# [DOCUMENT SEGMENT]
_ _ _ _ _
3 Treatment Options & Life After a Meniscal Tear

March 10th, 2014

 Think for a moment about your day up until this point. What kind of activities have you been involved in? What sort of tasks have you accomplished? You may feel like you’ve had a relatively unproductive day so far or maybe you’re reading this at 6:30 in the morning and you just haven’t had time to do much of anything yet. Regardless of how early it is or whether or not you’ve made it to the gym yet today, there is one part of your body that has already gotten a workout!

Knees: We Need ‘Em!
So many of your everyday activities - even the simplest movements - depend on the strength and flexibility of your knees. And your knee joints themselves, in order to function properly, depend on the shock absorbency of a material called fibrocartilage. This fibrocartilage makes up an important part of the knee’s support system - the meniscus. When a patient experiences a meniscal tear, they lose an important contributor to the protection, stability and strength of the knee.
Did you know that a significant percentage of your body weight is supported by the meniscus as you perform everyday functions, such as:
  • Standing up from being seated at your desk
  • Walking the dog
  • Getting in and out of vehicles
  • Squatting down to pick up the newspaper
In fact, if you’ve gotten out of bed yet today, you owe your ability to do so partially to the health of your meniscus! 
While it is most common to see meniscal tears occur in active individuals that participate in sports and high impact activities, a tear can also happen in the midst of a simple walking step. Many patients describe the injury as a “popping” or “catching” of the knee.
3 Treatment Options for Meniscal Tear Patients
1. Monitored Non-Intervention: While this is not exactly a proactive treatment, it is the best options for a small number of individuals who have suffered from a minor tear. For example, if the tear is small and located in the periphery of the meniscus, some young patients may be able to recover from the injury by resting and simply allowing the tear to heal on its own. Or, for some older patients, who have only sustained minor damage and who are not generally mobile, the condition may best be left untreated as it could end up being asymptomatic anyway.
2. Surgical Repair: In most cases, the meniscus will not heal on its own and surgery is required. The good news is that modern medicine allows for advanced arthroscopic views of the knee, which provide surgeons with the information they need to make the best decision about how to address the problem. If at all possible, it is preferable to attempt a meniscal tear repair, in which the knee is stitched from the inside out.
3. Surgical Removal: A less ideal, but often necessary option is removal of part of the meniscus. Upon observing the internal condition of the knee, a surgeon may decide that the meniscus is so badly torn, it is best to simply remove the damaged fibrocartilage. The surgeon will then remove as little as possible, while attempted to clean out the area (including having to sometimes remove bone fragments and repairing other cartilage damage) and leave behind the remainder of the meniscus, which can then continue to serve the patient as a now stable surface to once again protect the knee joint.
Life After Meniscal Tear Surgery
The surgical process to fix this issue is a quick, 30 minute, outpatient procedure. Following surgery, if the patient undergoes a meniscal repair with stitches, a knee brace is worn during the day for at least six weeks. If the meniscal tear is trimmed and no stitches are placed, then no knee brace is required. Assuming the patient performs the post-op therapy recommended by the physician, there is a very high success rate and long-term results from meniscal tear surgery. If addressed in a timely and proper manner, meniscus injuries should not keep patients from getting back to the normal activities and sports they love!
_ _ _ _ _
# [DATA EXTRACTS]

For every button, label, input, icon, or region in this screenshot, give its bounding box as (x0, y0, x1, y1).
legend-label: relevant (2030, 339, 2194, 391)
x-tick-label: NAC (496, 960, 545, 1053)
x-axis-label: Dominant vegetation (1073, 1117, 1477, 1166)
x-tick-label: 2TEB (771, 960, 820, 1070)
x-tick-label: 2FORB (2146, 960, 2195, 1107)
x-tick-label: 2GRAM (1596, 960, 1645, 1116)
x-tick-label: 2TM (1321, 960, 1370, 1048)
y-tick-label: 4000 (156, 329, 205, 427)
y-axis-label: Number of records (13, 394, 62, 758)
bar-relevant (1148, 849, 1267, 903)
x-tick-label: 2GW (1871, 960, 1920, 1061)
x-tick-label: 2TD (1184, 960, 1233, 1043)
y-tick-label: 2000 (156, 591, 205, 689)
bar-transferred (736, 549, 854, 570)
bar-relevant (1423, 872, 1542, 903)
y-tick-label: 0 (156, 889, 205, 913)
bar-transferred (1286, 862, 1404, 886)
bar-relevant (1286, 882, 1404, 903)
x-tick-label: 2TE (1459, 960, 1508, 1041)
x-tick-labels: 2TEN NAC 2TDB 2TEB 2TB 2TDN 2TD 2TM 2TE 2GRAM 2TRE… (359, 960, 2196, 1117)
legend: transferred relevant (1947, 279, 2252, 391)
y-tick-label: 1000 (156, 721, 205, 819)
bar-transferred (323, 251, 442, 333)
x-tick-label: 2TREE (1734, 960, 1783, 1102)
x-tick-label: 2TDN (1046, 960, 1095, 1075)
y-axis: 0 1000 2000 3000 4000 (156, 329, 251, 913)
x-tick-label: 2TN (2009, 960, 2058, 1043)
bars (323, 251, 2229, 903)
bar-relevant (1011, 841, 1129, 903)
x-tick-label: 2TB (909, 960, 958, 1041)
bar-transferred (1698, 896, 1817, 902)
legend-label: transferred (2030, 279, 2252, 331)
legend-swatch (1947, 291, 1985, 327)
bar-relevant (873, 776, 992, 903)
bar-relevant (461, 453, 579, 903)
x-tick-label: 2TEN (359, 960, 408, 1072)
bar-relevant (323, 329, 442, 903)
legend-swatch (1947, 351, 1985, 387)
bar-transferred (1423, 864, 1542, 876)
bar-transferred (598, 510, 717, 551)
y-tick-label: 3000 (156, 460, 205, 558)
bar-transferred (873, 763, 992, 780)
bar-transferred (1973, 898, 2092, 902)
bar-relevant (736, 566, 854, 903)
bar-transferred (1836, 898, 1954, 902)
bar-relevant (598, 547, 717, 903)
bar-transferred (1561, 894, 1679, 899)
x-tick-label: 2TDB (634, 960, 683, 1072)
_ _ _ _ _
# [WHAT IS EXPECTED]
From the meniscal tear article above, extract the passage starting at "So many of your" and ending at "strength of the knee.", copying it word for word.

# [EXERCISE SOLUTION]
So many of your everyday activities - even the simplest movements - depend on the strength and flexibility of your knees. And your knee joints themselves, in order to function properly, depend on the shock absorbency of a material called fibrocartilage. This fibrocartilage makes up an important part of the knee’s support system - the meniscus. When a patient experiences a meniscal tear, they lose an important contributor to the protection, stability and strength of the knee.